──────── Text segment
As generally happens when staying at Base Camp nights become better and sleep easier and it’s great that there isn’t a sign of a headache or any adverse reactions to altitude amongst the group.

That, however, is possibly all about to change as we ready ourselves for our first foray to Camp 1 (and hopefully on to Camp 2) tomorrow. All being well we’ll have 3 or 4 nights on the hill before returning to Base Camp for a few days’ rest.

Hopefully the luck we were all bestowed with at yesterday’s Base Camp puja will see us well and the snow will have settled down. There have been the inevitable avalanches pouring down the usual faces and gullies following on from the snow fall we’ve had but the icefall is, by all accounts, in good condition beyond where we recce’d to the other day. Next time we’re there we’ll be carrying a reasonable load so it will make for fairly slow progress me thinks.

I’ll keep you posted when we get back down.

Cheers – Tim & Co

Arriving at Everest Base Camp

We’ve arrived at Gorak Shep in fine fettle. There’s a lot of people on the trail and it suddenly feels quite busy (and impersonal).

The fact that we are all well, acclimatised and having a super great time completely justifies the leisurely 3 week trekking schedule.

The past few days have seen us sleeping higher than Everest Base Camp, we made a mass ascent of Pokalde (5,800m), crossed the Kongma La and descended to Lobuche.
────────────────
──────── Data excerpts
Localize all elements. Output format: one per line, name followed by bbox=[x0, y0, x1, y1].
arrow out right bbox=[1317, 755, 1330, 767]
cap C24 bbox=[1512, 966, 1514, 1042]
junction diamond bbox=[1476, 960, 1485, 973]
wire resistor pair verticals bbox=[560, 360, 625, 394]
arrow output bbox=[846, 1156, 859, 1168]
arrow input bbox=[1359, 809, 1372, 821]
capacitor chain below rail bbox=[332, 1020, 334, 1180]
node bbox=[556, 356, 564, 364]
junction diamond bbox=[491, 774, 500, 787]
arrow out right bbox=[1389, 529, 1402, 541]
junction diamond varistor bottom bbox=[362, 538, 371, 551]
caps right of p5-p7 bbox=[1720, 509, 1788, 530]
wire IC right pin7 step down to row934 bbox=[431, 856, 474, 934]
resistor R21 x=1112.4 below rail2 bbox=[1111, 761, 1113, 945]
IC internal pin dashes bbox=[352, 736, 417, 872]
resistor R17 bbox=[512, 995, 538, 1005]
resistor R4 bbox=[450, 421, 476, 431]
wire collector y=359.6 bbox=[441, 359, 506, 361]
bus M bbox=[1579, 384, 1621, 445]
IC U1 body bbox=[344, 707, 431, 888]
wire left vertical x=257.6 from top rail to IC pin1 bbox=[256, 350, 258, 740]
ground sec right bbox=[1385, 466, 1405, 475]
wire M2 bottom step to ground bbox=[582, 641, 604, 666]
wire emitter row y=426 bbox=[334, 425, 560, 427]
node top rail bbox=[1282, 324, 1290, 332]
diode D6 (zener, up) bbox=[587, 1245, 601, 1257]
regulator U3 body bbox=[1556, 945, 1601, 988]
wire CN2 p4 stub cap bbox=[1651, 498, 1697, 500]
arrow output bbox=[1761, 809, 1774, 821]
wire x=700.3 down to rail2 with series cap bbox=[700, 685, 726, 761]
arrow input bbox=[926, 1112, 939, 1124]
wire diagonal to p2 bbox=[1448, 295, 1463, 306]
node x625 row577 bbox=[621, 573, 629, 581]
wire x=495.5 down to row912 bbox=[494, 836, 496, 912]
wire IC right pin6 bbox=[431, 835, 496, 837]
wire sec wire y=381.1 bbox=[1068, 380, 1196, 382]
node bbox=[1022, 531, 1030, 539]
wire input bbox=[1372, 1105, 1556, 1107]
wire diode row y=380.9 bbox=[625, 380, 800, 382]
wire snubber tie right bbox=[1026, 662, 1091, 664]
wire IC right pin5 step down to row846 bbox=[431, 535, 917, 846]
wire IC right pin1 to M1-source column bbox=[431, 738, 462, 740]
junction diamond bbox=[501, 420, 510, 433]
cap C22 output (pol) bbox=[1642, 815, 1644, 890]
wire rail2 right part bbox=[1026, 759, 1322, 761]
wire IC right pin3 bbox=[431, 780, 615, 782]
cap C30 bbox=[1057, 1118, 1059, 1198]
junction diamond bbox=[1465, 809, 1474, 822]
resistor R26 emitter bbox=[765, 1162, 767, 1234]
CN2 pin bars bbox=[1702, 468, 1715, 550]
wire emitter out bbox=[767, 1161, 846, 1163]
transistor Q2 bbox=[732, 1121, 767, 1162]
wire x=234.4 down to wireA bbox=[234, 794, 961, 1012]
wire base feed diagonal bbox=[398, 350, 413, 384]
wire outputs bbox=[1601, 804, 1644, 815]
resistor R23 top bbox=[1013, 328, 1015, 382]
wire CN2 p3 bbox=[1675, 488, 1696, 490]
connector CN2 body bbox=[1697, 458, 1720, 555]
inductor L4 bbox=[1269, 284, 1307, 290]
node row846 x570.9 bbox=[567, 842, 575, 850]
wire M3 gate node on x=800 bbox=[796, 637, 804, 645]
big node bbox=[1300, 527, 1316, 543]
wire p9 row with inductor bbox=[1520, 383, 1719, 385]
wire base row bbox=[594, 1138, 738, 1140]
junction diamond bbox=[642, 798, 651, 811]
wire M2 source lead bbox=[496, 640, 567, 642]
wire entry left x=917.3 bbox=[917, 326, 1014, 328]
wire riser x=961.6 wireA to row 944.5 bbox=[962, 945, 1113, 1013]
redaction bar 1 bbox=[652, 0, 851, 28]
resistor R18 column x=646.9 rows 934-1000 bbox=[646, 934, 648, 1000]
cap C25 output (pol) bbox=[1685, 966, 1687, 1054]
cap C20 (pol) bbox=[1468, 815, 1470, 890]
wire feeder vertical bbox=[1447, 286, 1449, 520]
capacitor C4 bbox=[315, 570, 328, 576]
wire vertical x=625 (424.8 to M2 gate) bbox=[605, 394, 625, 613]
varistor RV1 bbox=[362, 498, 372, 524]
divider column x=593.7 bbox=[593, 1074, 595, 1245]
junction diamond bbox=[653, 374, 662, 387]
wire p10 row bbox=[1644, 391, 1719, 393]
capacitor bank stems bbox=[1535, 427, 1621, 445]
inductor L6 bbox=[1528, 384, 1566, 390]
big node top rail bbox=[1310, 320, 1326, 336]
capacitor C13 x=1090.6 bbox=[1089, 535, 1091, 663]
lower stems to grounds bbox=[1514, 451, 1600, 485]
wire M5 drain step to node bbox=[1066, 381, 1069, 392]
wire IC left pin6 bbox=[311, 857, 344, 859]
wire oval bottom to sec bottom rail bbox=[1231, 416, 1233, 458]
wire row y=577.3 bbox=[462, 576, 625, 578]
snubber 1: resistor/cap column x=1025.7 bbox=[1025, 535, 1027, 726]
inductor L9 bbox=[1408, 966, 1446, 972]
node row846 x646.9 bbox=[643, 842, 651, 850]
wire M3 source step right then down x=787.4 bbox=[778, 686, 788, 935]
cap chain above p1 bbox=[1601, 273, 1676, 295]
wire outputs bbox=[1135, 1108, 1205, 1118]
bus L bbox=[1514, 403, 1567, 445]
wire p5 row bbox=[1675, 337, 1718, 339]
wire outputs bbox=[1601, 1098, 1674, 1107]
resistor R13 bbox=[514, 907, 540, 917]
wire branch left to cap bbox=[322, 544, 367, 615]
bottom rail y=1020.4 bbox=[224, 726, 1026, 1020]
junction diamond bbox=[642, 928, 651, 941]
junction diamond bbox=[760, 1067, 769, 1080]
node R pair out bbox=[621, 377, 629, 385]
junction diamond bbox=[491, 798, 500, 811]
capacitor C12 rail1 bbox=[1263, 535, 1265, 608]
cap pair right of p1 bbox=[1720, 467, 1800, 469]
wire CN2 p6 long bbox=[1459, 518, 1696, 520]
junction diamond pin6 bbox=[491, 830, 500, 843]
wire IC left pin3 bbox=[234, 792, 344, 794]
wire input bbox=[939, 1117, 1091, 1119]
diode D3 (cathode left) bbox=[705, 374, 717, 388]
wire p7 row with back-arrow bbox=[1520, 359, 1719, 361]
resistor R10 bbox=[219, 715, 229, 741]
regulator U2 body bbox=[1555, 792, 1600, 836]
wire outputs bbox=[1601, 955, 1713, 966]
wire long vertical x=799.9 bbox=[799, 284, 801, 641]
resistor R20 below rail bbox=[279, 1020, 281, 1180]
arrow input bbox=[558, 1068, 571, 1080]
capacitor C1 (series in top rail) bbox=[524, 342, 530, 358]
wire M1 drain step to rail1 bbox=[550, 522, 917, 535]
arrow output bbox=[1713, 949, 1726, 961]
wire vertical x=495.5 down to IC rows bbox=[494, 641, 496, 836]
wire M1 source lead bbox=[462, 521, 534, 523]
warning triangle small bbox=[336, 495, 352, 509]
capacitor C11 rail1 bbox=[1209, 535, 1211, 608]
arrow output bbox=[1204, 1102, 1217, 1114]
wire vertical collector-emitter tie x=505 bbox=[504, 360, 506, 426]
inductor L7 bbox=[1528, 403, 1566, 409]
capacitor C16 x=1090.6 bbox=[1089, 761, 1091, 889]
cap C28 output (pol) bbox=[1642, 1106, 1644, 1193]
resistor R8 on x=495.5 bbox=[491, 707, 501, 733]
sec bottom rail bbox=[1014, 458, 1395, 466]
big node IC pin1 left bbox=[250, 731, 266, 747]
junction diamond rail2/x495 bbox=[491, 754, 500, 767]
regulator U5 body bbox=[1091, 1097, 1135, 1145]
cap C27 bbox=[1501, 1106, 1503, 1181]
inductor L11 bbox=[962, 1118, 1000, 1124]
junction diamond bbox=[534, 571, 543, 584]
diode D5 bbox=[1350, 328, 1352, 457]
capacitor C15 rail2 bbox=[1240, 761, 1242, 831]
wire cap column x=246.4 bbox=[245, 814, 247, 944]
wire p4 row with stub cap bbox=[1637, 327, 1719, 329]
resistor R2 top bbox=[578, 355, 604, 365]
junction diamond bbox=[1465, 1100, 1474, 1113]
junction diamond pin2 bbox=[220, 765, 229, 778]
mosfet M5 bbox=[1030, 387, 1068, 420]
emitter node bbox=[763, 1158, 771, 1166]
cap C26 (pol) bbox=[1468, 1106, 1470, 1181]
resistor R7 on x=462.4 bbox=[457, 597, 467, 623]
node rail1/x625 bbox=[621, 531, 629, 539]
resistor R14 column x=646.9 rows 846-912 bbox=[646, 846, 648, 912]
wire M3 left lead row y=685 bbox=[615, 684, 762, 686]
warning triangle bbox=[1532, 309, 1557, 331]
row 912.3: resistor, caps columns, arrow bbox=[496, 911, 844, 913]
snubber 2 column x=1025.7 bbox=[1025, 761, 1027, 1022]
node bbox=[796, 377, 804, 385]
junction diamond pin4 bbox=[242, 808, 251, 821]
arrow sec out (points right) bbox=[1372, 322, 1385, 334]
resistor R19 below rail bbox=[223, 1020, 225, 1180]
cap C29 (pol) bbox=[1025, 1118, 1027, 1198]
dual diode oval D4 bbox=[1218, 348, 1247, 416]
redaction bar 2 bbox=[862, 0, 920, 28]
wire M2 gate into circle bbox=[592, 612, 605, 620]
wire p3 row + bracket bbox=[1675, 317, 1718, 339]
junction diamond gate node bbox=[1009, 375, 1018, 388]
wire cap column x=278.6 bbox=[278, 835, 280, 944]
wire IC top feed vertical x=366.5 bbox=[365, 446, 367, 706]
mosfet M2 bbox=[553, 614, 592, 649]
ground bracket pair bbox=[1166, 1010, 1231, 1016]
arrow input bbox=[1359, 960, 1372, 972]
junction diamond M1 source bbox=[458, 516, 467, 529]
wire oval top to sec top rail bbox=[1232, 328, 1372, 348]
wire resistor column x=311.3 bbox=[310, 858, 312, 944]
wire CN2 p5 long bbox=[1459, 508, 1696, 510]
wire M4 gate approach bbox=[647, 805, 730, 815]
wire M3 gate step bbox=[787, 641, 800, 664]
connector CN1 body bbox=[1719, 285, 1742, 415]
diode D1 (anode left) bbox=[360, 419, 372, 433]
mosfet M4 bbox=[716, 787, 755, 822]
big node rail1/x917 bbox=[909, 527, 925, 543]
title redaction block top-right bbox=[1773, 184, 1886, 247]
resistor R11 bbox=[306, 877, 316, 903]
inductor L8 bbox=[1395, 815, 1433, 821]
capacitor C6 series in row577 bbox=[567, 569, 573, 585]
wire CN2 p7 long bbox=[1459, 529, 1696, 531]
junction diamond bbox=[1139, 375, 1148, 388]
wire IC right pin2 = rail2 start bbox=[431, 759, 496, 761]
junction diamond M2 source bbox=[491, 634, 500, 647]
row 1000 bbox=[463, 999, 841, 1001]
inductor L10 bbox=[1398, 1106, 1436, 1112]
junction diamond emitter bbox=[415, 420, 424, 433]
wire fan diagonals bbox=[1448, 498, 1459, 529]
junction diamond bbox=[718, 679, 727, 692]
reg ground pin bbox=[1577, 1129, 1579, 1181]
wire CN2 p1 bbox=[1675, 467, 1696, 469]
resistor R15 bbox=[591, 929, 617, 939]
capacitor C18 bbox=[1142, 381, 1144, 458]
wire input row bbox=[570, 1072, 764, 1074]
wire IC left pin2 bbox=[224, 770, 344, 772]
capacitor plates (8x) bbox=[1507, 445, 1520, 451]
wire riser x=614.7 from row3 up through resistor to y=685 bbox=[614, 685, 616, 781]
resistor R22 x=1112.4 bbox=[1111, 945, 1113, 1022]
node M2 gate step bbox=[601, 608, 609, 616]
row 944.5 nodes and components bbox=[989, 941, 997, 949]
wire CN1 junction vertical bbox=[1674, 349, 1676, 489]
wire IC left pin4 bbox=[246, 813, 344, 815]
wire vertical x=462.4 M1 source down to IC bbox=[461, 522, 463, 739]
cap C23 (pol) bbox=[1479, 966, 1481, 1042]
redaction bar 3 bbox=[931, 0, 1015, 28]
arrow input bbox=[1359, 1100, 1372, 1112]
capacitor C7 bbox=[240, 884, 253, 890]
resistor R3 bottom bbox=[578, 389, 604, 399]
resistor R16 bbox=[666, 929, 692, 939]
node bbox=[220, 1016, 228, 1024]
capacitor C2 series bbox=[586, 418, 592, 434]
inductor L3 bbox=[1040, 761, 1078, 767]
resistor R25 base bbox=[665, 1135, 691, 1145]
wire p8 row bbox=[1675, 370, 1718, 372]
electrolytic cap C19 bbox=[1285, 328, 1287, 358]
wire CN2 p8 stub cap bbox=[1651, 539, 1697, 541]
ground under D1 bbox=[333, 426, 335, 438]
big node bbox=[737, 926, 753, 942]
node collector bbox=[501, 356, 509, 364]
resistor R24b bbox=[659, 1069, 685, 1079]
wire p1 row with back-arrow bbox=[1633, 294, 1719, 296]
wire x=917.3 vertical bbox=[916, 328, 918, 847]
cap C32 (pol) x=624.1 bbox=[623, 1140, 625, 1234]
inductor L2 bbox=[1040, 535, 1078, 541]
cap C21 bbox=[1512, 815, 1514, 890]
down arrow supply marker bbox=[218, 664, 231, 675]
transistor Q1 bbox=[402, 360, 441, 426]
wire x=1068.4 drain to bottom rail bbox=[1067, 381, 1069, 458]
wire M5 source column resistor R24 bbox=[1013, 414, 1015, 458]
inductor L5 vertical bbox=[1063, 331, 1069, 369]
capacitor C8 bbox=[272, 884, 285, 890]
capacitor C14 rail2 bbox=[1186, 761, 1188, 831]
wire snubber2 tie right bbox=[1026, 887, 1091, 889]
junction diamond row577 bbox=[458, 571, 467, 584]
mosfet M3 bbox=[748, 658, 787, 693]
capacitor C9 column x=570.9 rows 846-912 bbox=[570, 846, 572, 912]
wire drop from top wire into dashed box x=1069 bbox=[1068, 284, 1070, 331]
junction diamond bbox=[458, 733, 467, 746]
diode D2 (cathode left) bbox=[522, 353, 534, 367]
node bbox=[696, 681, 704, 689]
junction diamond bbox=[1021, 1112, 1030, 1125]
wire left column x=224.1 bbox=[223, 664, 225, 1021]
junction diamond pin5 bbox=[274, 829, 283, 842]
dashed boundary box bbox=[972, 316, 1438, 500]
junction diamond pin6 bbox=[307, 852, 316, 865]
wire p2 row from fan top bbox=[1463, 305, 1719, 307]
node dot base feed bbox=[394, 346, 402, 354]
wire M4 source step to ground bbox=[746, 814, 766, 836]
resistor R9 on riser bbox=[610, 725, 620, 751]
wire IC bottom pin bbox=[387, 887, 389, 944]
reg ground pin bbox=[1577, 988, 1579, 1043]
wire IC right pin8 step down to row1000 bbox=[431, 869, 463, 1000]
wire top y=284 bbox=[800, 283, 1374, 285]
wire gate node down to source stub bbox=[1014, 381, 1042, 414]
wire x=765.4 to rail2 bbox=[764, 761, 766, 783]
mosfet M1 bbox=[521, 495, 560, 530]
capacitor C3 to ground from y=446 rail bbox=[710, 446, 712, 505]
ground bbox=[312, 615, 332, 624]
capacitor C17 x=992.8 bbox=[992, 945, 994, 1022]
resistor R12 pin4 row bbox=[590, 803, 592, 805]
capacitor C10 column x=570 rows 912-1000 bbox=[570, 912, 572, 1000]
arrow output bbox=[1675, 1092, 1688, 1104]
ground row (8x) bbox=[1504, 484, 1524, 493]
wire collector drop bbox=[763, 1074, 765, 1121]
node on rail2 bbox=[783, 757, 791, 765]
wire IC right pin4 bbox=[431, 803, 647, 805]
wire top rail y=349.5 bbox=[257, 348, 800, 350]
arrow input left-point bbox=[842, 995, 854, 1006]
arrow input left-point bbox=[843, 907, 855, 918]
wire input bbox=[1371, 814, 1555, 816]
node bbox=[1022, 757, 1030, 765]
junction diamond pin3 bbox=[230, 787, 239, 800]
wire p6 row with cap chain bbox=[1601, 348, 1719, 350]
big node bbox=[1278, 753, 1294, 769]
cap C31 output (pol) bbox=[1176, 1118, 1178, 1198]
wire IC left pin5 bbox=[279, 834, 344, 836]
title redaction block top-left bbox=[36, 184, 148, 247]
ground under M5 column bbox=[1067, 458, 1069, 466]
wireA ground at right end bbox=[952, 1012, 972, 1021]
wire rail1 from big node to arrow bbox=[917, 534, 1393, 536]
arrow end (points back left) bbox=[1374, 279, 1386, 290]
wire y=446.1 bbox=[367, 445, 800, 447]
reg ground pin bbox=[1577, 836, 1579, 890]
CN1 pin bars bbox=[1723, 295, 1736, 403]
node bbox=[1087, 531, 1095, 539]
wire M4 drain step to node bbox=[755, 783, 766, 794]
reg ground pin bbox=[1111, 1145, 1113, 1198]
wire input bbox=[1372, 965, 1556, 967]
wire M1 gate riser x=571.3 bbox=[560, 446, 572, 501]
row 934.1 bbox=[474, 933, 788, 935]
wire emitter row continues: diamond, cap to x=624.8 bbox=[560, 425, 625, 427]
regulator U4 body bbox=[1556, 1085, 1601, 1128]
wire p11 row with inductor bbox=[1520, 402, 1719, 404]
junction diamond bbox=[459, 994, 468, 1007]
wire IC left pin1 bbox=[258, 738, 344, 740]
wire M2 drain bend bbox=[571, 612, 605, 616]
────────────────
Tasks to complete
1: Name each place mentioned in the final paragraph of the Everest text.
2: Give as a numbered list the lines of the entries from the start of the entries through the line holding "arrow input bbox=[926, 1112, 939, 1124]", inclusive, leaving out blank lines.
The Everest text and the entries have no connection to each other.

Responses per task
1: Everest Base Camp, Pokalde, Kongma La, Lobuche

2:
1. Localize all elements. Output format: one per line, name followed by bbox=[x0, y0, x1, y1].
2. arrow out right bbox=[1317, 755, 1330, 767]
3. cap C24 bbox=[1512, 966, 1514, 1042]
4. junction diamond bbox=[1476, 960, 1485, 973]
5. wire resistor pair verticals bbox=[560, 360, 625, 394]
6. arrow output bbox=[846, 1156, 859, 1168]
7. arrow input bbox=[1359, 809, 1372, 821]
8. capacitor chain below rail bbox=[332, 1020, 334, 1180]
9. node bbox=[556, 356, 564, 364]
10. junction diamond bbox=[491, 774, 500, 787]
11. arrow out right bbox=[1389, 529, 1402, 541]
12. junction diamond varistor bottom bbox=[362, 538, 371, 551]
13. caps right of p5-p7 bbox=[1720, 509, 1788, 530]
14. wire IC right pin7 step down to row934 bbox=[431, 856, 474, 934]
15. resistor R21 x=1112.4 below rail2 bbox=[1111, 761, 1113, 945]
16. IC internal pin dashes bbox=[352, 736, 417, 872]
17. resistor R17 bbox=[512, 995, 538, 1005]
18. resistor R4 bbox=[450, 421, 476, 431]
19. wire collector y=359.6 bbox=[441, 359, 506, 361]
20. bus M bbox=[1579, 384, 1621, 445]
21. IC U1 body bbox=[344, 707, 431, 888]
22. wire left vertical x=257.6 from top rail to IC pin1 bbox=[256, 350, 258, 740]
23. ground sec right bbox=[1385, 466, 1405, 475]
24. wire M2 bottom step to ground bbox=[582, 641, 604, 666]
25. wire emitter row y=426 bbox=[334, 425, 560, 427]
26. node top rail bbox=[1282, 324, 1290, 332]
27. diode D6 (zener, up) bbox=[587, 1245, 601, 1257]
28. regulator U3 body bbox=[1556, 945, 1601, 988]
29. wire CN2 p4 stub cap bbox=[1651, 498, 1697, 500]
30. arrow output bbox=[1761, 809, 1774, 821]
31. wire x=700.3 down to rail2 with series cap bbox=[700, 685, 726, 761]
32. arrow input bbox=[926, 1112, 939, 1124]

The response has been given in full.